§ **What the task asks**
Below are records to transcribe exactly, without their pictures.

Stored entries
--*--

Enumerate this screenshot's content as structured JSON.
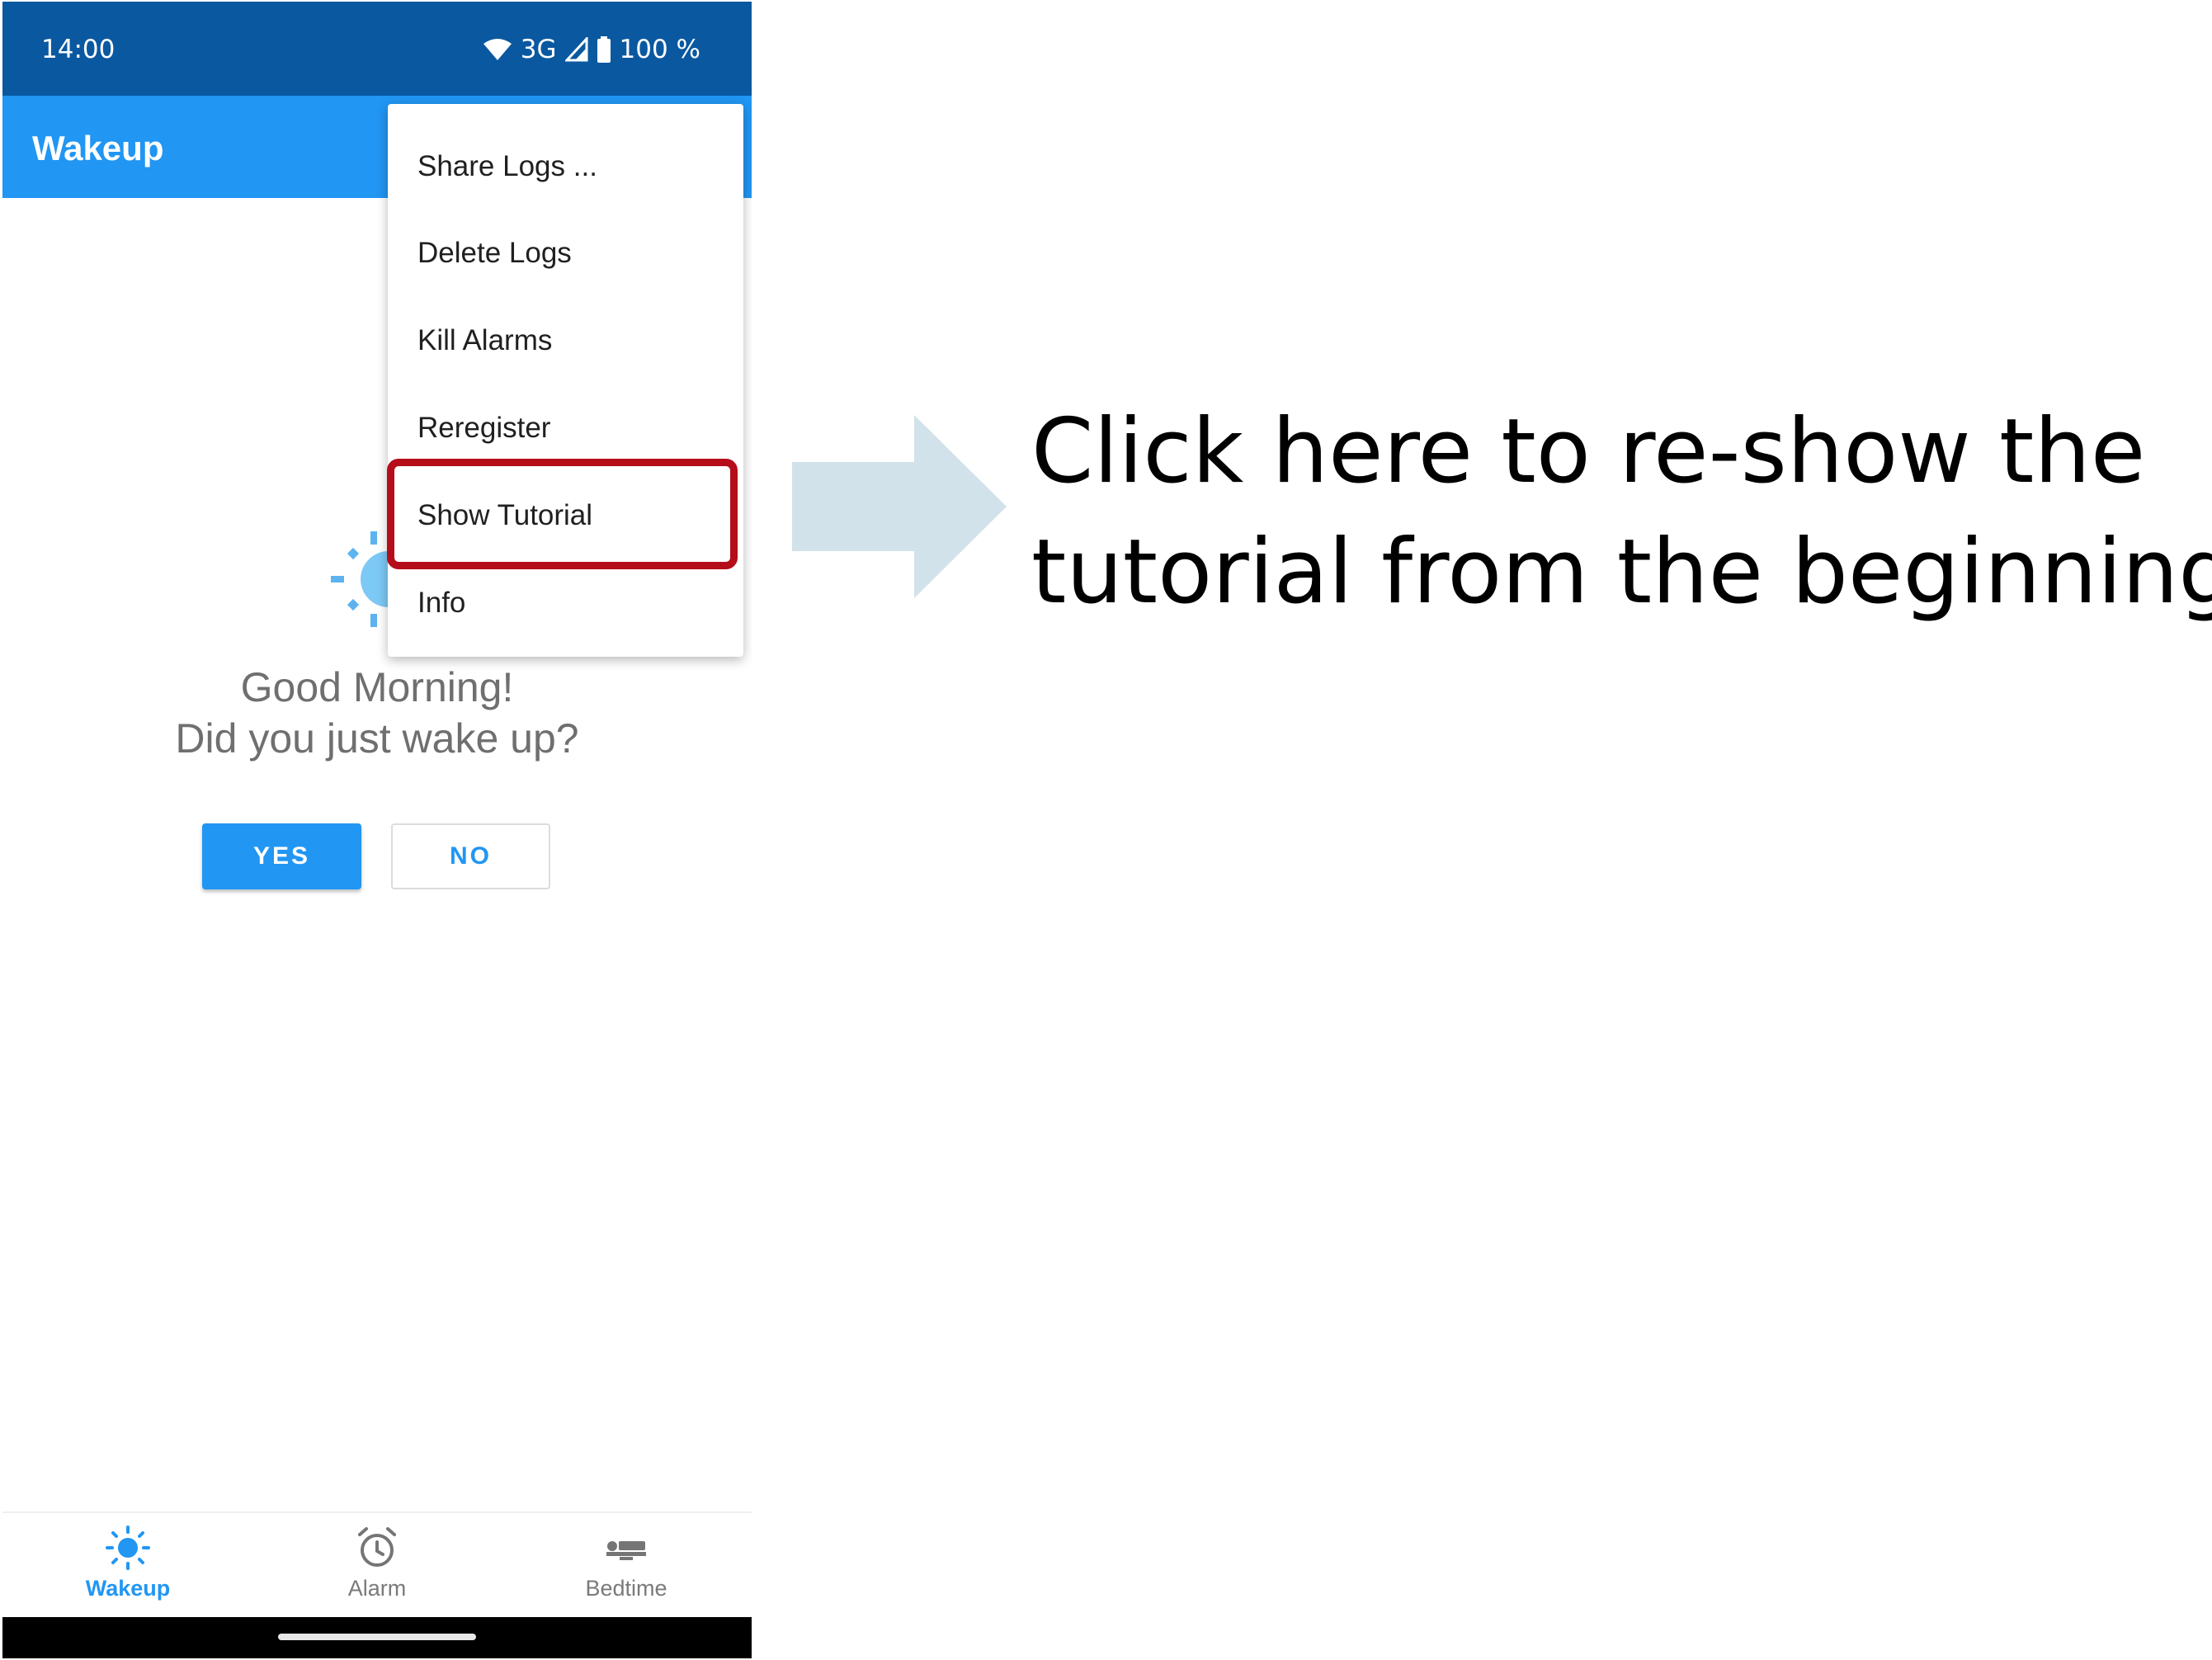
{
  "status_bar": {
    "time": "14:00",
    "network": "3G",
    "battery": "100 %",
    "icons": [
      "wifi-icon",
      "signal-icon",
      "battery-icon"
    ]
  },
  "app_bar": {
    "title": "Wakeup"
  },
  "menu": {
    "items": [
      {
        "label": "Share Logs ..."
      },
      {
        "label": "Delete Logs"
      },
      {
        "label": "Kill Alarms"
      },
      {
        "label": "Reregister"
      },
      {
        "label": "Show Tutorial",
        "highlighted": true
      },
      {
        "label": "Info"
      }
    ],
    "highlight_color": "#b50d1a"
  },
  "main": {
    "greeting_line1": "Good Morning!",
    "greeting_line2": "Did you just wake up?",
    "yes_label": "YES",
    "no_label": "NO"
  },
  "bottom_nav": {
    "items": [
      {
        "label": "Wakeup",
        "icon": "sun-icon",
        "active": true
      },
      {
        "label": "Alarm",
        "icon": "alarm-clock-icon",
        "active": false
      },
      {
        "label": "Bedtime",
        "icon": "bed-icon",
        "active": false
      }
    ]
  },
  "annotation": {
    "line1": "Click here to re-show the",
    "line2": "tutorial from the beginning",
    "arrow_color": "#d2e2ea"
  },
  "colors": {
    "status_bar": "#0a58a0",
    "app_bar": "#2196f3",
    "accent": "#2196f3"
  }
}
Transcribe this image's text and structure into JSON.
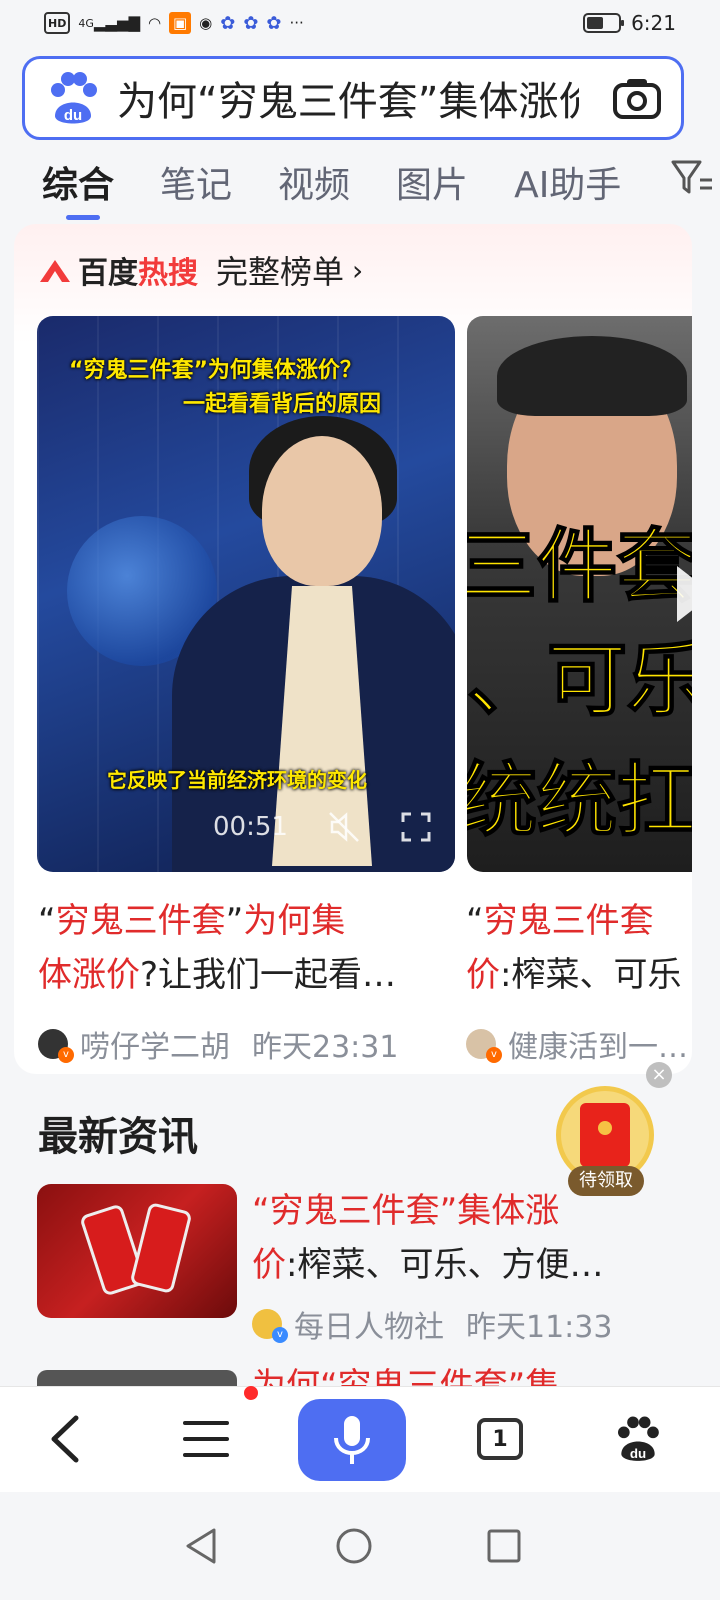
{
  "status_bar": {
    "network_label": "HD",
    "signal_label": "4G",
    "time": "6:21",
    "more": "···"
  },
  "search": {
    "query": "为何“穷鬼三件套”集体涨价"
  },
  "tabs": [
    {
      "label": "综合",
      "active": true
    },
    {
      "label": "笔记",
      "active": false
    },
    {
      "label": "视频",
      "active": false
    },
    {
      "label": "图片",
      "active": false
    },
    {
      "label": "AI助手",
      "active": false
    }
  ],
  "hot_search": {
    "brand_prefix": "百度",
    "brand_suffix": "热搜",
    "full_list_label": "完整榜单",
    "chevron": "›",
    "videos": [
      {
        "caption_top_1": "“穷鬼三件套”为何集体涨价？",
        "caption_top_2": "一起看看背后的原因",
        "caption_bottom": "它反映了当前经济环境的变化",
        "duration": "00:51",
        "title_line1_prefix": "“",
        "title_line1_hl": "穷鬼三件套",
        "title_line1_mid": "”",
        "title_line1_hl2": "为何集",
        "title_line2_hl": "体涨价",
        "title_line2_rest": "?让我们一起看…",
        "author": "唠仔学二胡",
        "time": "昨天23:31"
      },
      {
        "overlay_1": "三件套”",
        "overlay_2": "、可乐",
        "overlay_3": "统统扛不",
        "title_line1_prefix": "“",
        "title_line1_hl": "穷鬼三件套",
        "title_line2_hl": "价",
        "title_line2_rest": ":榨菜、可乐",
        "author": "健康活到一…",
        "time": ""
      }
    ]
  },
  "red_packet": {
    "label": "待领取",
    "close": "×"
  },
  "news": {
    "section_title": "最新资讯",
    "items": [
      {
        "line1_prefix": "“",
        "line1_hl": "穷鬼三件套”集体涨",
        "line2_hl": "价",
        "line2_rest": ":榨菜、可乐、方便…",
        "source": "每日人物社",
        "time": "昨天11:33"
      }
    ],
    "peek_title": "为何“穷鬼三件套”集"
  },
  "toolbar": {
    "tab_count": "1"
  },
  "colors": {
    "accent": "#4e6ef2",
    "highlight": "#e02b2b",
    "meta": "#8a8f99"
  }
}
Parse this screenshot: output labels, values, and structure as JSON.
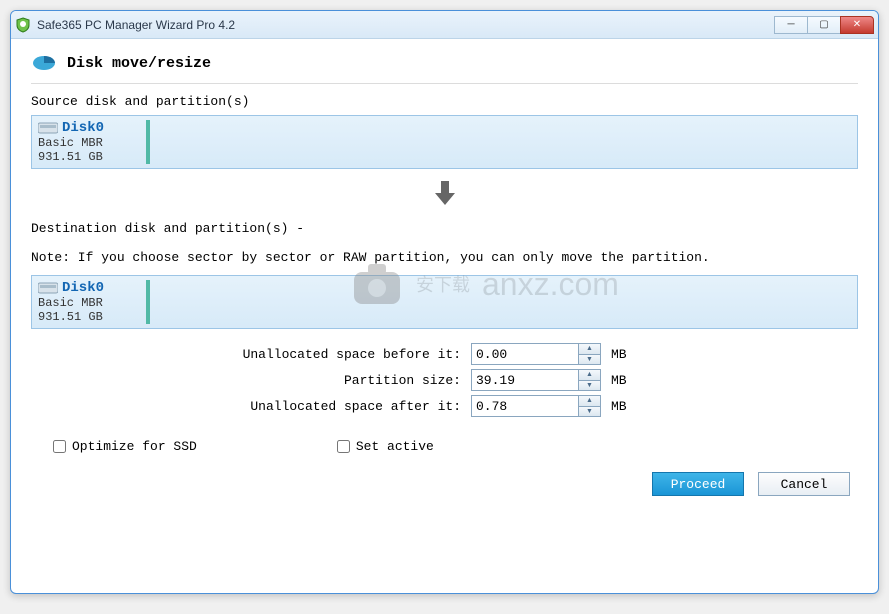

--*--

§ **Output**
Enumerate this screenshot's content as structured JSON.
{
  "status_bar": {
    "time": "14:00",
    "network": "3G",
    "battery": "100 %",
    "icons": [
      "wifi-icon",
      "signal-icon",
      "battery-icon"
    ]
  },
  "app_bar": {
    "title": "Wakeup"
  },
  "menu": {
    "items": [
      {
        "label": "Share Logs ..."
      },
      {
        "label": "Delete Logs"
      },
      {
        "label": "Kill Alarms"
      },
      {
        "label": "Reregister"
      },
      {
        "label": "Show Tutorial",
        "highlighted": true
      },
      {
        "label": "Info"
      }
    ],
    "highlight_color": "#b50d1a"
  },
  "main": {
    "greeting_line1": "Good Morning!",
    "greeting_line2": "Did you just wake up?",
    "yes_label": "YES",
    "no_label": "NO"
  },
  "bottom_nav": {
    "items": [
      {
        "label": "Wakeup",
        "icon": "sun-icon",
        "active": true
      },
      {
        "label": "Alarm",
        "icon": "alarm-clock-icon",
        "active": false
      },
      {
        "label": "Bedtime",
        "icon": "bed-icon",
        "active": false
      }
    ]
  },
  "annotation": {
    "line1": "Click here to re-show the",
    "line2": "tutorial from the beginning",
    "arrow_color": "#d2e2ea"
  },
  "colors": {
    "status_bar": "#0a58a0",
    "app_bar": "#2196f3",
    "accent": "#2196f3"
  }
}
Transcribe this image's text and structure into JSON.
{
  "status_bar": {
    "network_label": "HD",
    "signal_label": "4G",
    "time": "6:21",
    "more": "···"
  },
  "search": {
    "query": "为何“穷鬼三件套”集体涨价"
  },
  "tabs": [
    {
      "label": "综合",
      "active": true
    },
    {
      "label": "笔记",
      "active": false
    },
    {
      "label": "视频",
      "active": false
    },
    {
      "label": "图片",
      "active": false
    },
    {
      "label": "AI助手",
      "active": false
    }
  ],
  "hot_search": {
    "brand_prefix": "百度",
    "brand_suffix": "热搜",
    "full_list_label": "完整榜单",
    "chevron": "›",
    "videos": [
      {
        "caption_top_1": "“穷鬼三件套”为何集体涨价？",
        "caption_top_2": "一起看看背后的原因",
        "caption_bottom": "它反映了当前经济环境的变化",
        "duration": "00:51",
        "title_line1_prefix": "“",
        "title_line1_hl": "穷鬼三件套",
        "title_line1_mid": "”",
        "title_line1_hl2": "为何集",
        "title_line2_hl": "体涨价",
        "title_line2_rest": "?让我们一起看…",
        "author": "唠仔学二胡",
        "time": "昨天23:31"
      },
      {
        "overlay_1": "三件套”",
        "overlay_2": "、可乐",
        "overlay_3": "统统扛不",
        "title_line1_prefix": "“",
        "title_line1_hl": "穷鬼三件套",
        "title_line2_hl": "价",
        "title_line2_rest": ":榨菜、可乐",
        "author": "健康活到一…",
        "time": ""
      }
    ]
  },
  "red_packet": {
    "label": "待领取",
    "close": "×"
  },
  "news": {
    "section_title": "最新资讯",
    "items": [
      {
        "line1_prefix": "“",
        "line1_hl": "穷鬼三件套”集体涨",
        "line2_hl": "价",
        "line2_rest": ":榨菜、可乐、方便…",
        "source": "每日人物社",
        "time": "昨天11:33"
      }
    ],
    "peek_title": "为何“穷鬼三件套”集"
  },
  "toolbar": {
    "tab_count": "1"
  },
  "colors": {
    "accent": "#4e6ef2",
    "highlight": "#e02b2b",
    "meta": "#8a8f99"
  }
}
Parse this screenshot: output labels, values, and structure as JSON.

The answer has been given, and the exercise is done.